→ GOAL:
Your task is to filter the data below down to the lines holding "бункера".

BEGIN EXERCISE MATERIAL

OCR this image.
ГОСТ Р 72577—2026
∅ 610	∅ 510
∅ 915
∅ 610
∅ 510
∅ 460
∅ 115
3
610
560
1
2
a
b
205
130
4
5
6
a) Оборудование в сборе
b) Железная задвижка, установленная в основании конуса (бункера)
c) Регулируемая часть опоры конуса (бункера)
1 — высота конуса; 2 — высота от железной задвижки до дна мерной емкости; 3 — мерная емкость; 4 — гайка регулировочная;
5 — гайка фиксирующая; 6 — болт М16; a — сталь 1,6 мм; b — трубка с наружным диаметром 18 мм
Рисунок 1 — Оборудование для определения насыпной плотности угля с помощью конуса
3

END EXERCISE MATERIAL

→ FULL ANSWER:
b) Железная задвижка, установленная в основании конуса (бункера)
c) Регулируемая часть опоры конуса (бункера)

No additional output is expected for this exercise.